** Stated task **
Are you able to quote each entry exactly as written?

** Records shown **
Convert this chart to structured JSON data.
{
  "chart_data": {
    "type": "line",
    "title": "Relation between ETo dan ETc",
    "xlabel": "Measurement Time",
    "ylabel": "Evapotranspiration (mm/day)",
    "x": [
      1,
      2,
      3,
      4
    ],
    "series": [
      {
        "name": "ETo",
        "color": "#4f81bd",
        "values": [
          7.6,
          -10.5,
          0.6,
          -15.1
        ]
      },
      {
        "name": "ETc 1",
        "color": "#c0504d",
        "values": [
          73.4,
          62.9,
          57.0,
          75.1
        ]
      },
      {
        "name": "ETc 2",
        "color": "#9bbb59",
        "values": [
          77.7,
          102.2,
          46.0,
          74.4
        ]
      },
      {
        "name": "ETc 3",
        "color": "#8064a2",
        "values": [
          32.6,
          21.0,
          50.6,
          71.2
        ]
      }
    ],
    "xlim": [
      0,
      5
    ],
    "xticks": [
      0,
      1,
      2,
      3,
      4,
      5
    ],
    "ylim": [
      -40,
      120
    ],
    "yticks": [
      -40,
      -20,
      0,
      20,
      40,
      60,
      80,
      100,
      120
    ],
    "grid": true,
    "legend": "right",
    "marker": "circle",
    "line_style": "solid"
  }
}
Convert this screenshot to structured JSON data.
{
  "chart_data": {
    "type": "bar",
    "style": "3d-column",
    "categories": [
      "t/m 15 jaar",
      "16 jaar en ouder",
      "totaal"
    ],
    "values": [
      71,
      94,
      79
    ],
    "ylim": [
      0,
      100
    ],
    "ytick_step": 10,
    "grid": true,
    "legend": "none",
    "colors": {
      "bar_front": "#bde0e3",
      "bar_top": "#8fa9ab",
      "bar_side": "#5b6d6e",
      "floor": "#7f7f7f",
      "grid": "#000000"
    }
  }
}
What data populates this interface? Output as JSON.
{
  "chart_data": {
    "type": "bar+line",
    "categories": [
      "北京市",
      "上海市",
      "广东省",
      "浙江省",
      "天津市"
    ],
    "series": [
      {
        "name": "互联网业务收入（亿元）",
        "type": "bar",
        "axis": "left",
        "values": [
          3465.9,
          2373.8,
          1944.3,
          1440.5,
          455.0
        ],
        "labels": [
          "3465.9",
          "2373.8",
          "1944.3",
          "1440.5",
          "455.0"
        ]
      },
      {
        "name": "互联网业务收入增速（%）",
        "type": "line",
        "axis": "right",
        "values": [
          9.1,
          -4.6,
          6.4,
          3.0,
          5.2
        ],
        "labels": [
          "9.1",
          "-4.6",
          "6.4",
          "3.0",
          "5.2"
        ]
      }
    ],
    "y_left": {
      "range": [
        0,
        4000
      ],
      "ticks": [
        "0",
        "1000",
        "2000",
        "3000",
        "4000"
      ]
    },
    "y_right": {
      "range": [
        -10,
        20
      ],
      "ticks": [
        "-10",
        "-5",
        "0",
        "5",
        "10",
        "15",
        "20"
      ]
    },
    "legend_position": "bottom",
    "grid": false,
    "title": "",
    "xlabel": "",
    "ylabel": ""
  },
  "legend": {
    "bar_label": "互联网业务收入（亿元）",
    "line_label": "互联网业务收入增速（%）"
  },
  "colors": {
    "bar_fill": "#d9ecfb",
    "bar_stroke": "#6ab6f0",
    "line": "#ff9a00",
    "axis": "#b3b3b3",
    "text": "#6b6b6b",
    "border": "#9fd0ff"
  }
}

** Task answer **
Convert this chart to structured JSON data.
{
  "chart_data": {
    "type": "line",
    "title": "Relation between ETo dan ETc",
    "xlabel": "Measurement Time",
    "ylabel": "Evapotranspiration (mm/day)",
    "x": [
      1,
      2,
      3,
      4
    ],
    "series": [
      {
        "name": "ETo",
        "color": "#4f81bd",
        "values": [
          7.6,
          -10.5,
          0.6,
          -15.1
        ]
      },
      {
        "name": "ETc 1",
        "color": "#c0504d",
        "values": [
          73.4,
          62.9,
          57.0,
          75.1
        ]
      },
      {
        "name": "ETc 2",
        "color": "#9bbb59",
        "values": [
          77.7,
          102.2,
          46.0,
          74.4
        ]
      },
      {
        "name": "ETc 3",
        "color": "#8064a2",
        "values": [
          32.6,
          21.0,
          50.6,
          71.2
        ]
      }
    ],
    "xlim": [
      0,
      5
    ],
    "xticks": [
      0,
      1,
      2,
      3,
      4,
      5
    ],
    "ylim": [
      -40,
      120
    ],
    "yticks": [
      -40,
      -20,
      0,
      20,
      40,
      60,
      80,
      100,
      120
    ],
    "grid": true,
    "legend": "right",
    "marker": "circle",
    "line_style": "solid"
  }
}
Convert this screenshot to structured JSON data.
{
  "chart_data": {
    "type": "bar",
    "style": "3d-column",
    "categories": [
      "t/m 15 jaar",
      "16 jaar en ouder",
      "totaal"
    ],
    "values": [
      71,
      94,
      79
    ],
    "ylim": [
      0,
      100
    ],
    "ytick_step": 10,
    "grid": true,
    "legend": "none",
    "colors": {
      "bar_front": "#bde0e3",
      "bar_top": "#8fa9ab",
      "bar_side": "#5b6d6e",
      "floor": "#7f7f7f",
      "grid": "#000000"
    }
  }
}
What data populates this interface? Output as JSON.
{
  "chart_data": {
    "type": "bar+line",
    "categories": [
      "北京市",
      "上海市",
      "广东省",
      "浙江省",
      "天津市"
    ],
    "series": [
      {
        "name": "互联网业务收入（亿元）",
        "type": "bar",
        "axis": "left",
        "values": [
          3465.9,
          2373.8,
          1944.3,
          1440.5,
          455.0
        ],
        "labels": [
          "3465.9",
          "2373.8",
          "1944.3",
          "1440.5",
          "455.0"
        ]
      },
      {
        "name": "互联网业务收入增速（%）",
        "type": "line",
        "axis": "right",
        "values": [
          9.1,
          -4.6,
          6.4,
          3.0,
          5.2
        ],
        "labels": [
          "9.1",
          "-4.6",
          "6.4",
          "3.0",
          "5.2"
        ]
      }
    ],
    "y_left": {
      "range": [
        0,
        4000
      ],
      "ticks": [
        "0",
        "1000",
        "2000",
        "3000",
        "4000"
      ]
    },
    "y_right": {
      "range": [
        -10,
        20
      ],
      "ticks": [
        "-10",
        "-5",
        "0",
        "5",
        "10",
        "15",
        "20"
      ]
    },
    "legend_position": "bottom",
    "grid": false,
    "title": "",
    "xlabel": "",
    "ylabel": ""
  },
  "legend": {
    "bar_label": "互联网业务收入（亿元）",
    "line_label": "互联网业务收入增速（%）"
  },
  "colors": {
    "bar_fill": "#d9ecfb",
    "bar_stroke": "#6ab6f0",
    "line": "#ff9a00",
    "axis": "#b3b3b3",
    "text": "#6b6b6b",
    "border": "#9fd0ff"
  }
}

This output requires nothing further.